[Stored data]
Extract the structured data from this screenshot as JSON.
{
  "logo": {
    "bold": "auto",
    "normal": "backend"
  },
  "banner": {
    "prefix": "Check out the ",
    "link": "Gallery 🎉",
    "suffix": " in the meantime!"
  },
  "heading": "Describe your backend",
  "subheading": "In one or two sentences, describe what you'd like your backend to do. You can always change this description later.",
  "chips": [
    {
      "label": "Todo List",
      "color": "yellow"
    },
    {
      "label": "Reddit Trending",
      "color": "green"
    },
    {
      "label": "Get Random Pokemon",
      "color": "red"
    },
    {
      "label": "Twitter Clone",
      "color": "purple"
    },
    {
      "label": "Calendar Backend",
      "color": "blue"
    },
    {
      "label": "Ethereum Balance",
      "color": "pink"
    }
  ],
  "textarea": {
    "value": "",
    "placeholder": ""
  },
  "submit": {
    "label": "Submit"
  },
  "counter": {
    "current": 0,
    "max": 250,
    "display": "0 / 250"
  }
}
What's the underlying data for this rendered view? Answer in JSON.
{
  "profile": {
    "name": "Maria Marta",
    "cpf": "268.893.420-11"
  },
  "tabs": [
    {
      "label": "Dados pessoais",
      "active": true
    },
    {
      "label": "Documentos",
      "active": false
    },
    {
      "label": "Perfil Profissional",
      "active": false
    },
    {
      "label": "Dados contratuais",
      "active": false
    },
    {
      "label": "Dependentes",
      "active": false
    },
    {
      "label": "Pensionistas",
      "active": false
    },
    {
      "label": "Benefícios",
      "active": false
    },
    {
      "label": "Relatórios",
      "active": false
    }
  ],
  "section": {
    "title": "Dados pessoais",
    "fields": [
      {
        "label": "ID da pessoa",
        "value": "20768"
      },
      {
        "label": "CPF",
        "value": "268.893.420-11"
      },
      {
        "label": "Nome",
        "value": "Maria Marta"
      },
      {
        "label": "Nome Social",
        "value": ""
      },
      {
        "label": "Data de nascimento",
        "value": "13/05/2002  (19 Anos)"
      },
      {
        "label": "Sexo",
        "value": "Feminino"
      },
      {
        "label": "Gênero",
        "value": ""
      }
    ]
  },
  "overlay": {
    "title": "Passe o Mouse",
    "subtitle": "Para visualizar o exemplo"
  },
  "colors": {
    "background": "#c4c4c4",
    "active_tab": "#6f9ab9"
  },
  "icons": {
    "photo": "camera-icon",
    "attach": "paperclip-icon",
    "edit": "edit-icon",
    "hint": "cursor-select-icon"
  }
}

■ What you are asked to do ■
Using the listing, say how many lines include the word "JSON", and add nothing else.

■ Result for this exercise ■
2